SOURCE RECORDS –

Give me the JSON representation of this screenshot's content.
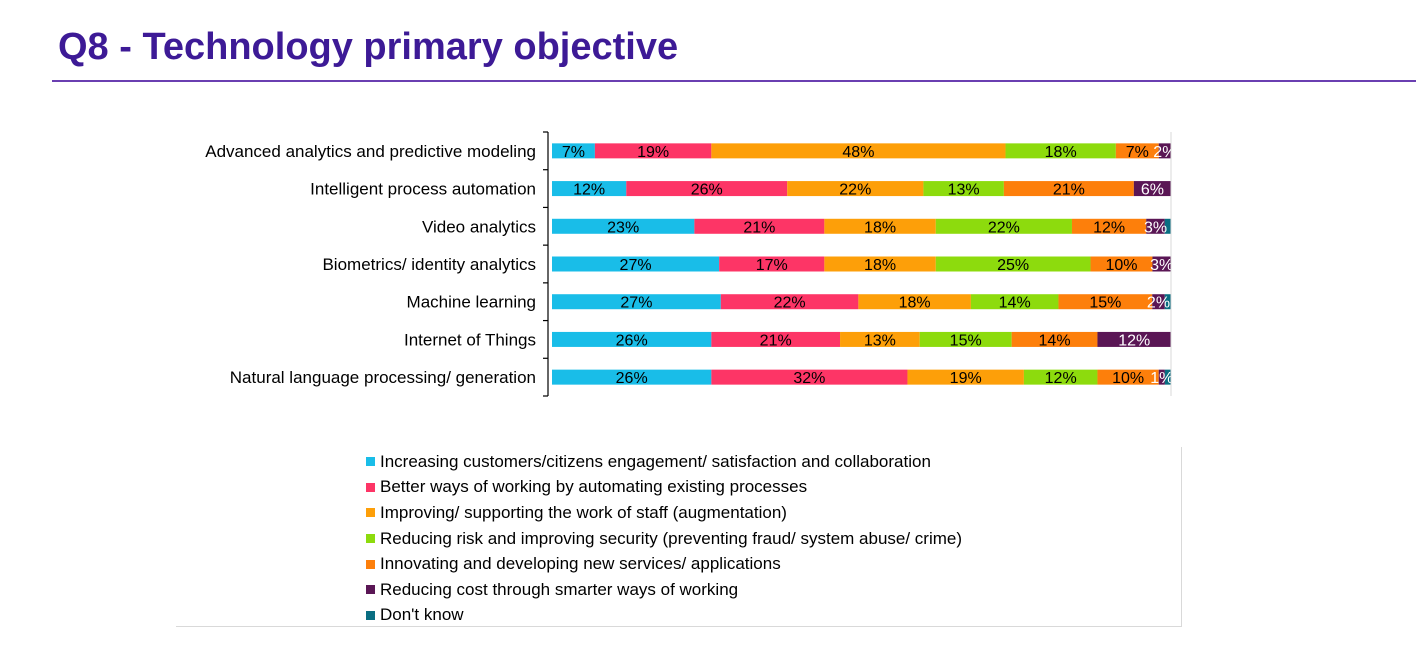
{
  "page": {
    "title": "Q8 - Technology primary objective"
  },
  "chart_data": {
    "type": "bar",
    "orientation": "horizontal",
    "stacked": true,
    "percent_stacked": true,
    "categories": [
      "Advanced analytics and predictive modeling",
      "Intelligent process automation",
      "Video analytics",
      "Biometrics/ identity analytics",
      "Machine learning",
      "Internet of Things",
      "Natural language processing/ generation"
    ],
    "series": [
      {
        "name": "Increasing customers/citizens engagement/ satisfaction and collaboration",
        "color": "#19bde8",
        "values": [
          7,
          12,
          23,
          27,
          27,
          26,
          26
        ]
      },
      {
        "name": "Better ways of working by automating existing processes",
        "color": "#fd3566",
        "values": [
          19,
          26,
          21,
          17,
          22,
          21,
          32
        ]
      },
      {
        "name": "Improving/ supporting the work of staff (augmentation)",
        "color": "#fd9f09",
        "values": [
          48,
          22,
          18,
          18,
          18,
          13,
          19
        ]
      },
      {
        "name": "Reducing risk and improving security (preventing fraud/ system abuse/ crime)",
        "color": "#8ddb0d",
        "values": [
          18,
          13,
          22,
          25,
          14,
          15,
          12
        ]
      },
      {
        "name": "Innovating and developing new services/ applications",
        "color": "#fd7f0b",
        "values": [
          7,
          21,
          12,
          10,
          15,
          14,
          10
        ]
      },
      {
        "name": "Reducing cost through smarter ways of working",
        "color": "#5a1655",
        "values": [
          2,
          6,
          3,
          3,
          2,
          12,
          1
        ]
      },
      {
        "name": "Don't know",
        "color": "#0a6e82",
        "values": [
          0,
          0,
          1,
          0,
          1,
          0,
          1
        ]
      }
    ],
    "data_labels": [
      [
        "7%",
        "19%",
        "48%",
        "18%",
        "7%",
        "2%",
        ""
      ],
      [
        "12%",
        "26%",
        "22%",
        "13%",
        "21%",
        "6%",
        ""
      ],
      [
        "23%",
        "21%",
        "18%",
        "22%",
        "12%",
        "3%",
        ""
      ],
      [
        "27%",
        "17%",
        "18%",
        "25%",
        "10%",
        "3%",
        ""
      ],
      [
        "27%",
        "22%",
        "18%",
        "14%",
        "15%",
        "2%",
        ""
      ],
      [
        "26%",
        "21%",
        "13%",
        "15%",
        "14%",
        "12%",
        ""
      ],
      [
        "26%",
        "32%",
        "19%",
        "12%",
        "10%",
        "1%",
        ""
      ]
    ],
    "label_colors": [
      "#000000",
      "#000000",
      "#000000",
      "#000000",
      "#000000",
      "#ffffff",
      "#ffffff"
    ],
    "xlim": [
      0,
      100
    ],
    "legend_position": "bottom",
    "grid": false
  }
}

TASK DIRECTIONS – Copy out all lines that carry the word "name".

ANSWER TO THE PROBLEM –
        "name": "Increasing customers/citizens engagement/ satisfaction and collaboration",
        "name": "Better ways of working by automating existing processes",
        "name": "Improving/ supporting the work of staff (augmentation)",
        "name": "Reducing risk and improving security (preventing fraud/ system abuse/ crime)",
        "name": "Innovating and developing new services/ applications",
        "name": "Reducing cost through smarter ways of working",
        "name": "Don't know",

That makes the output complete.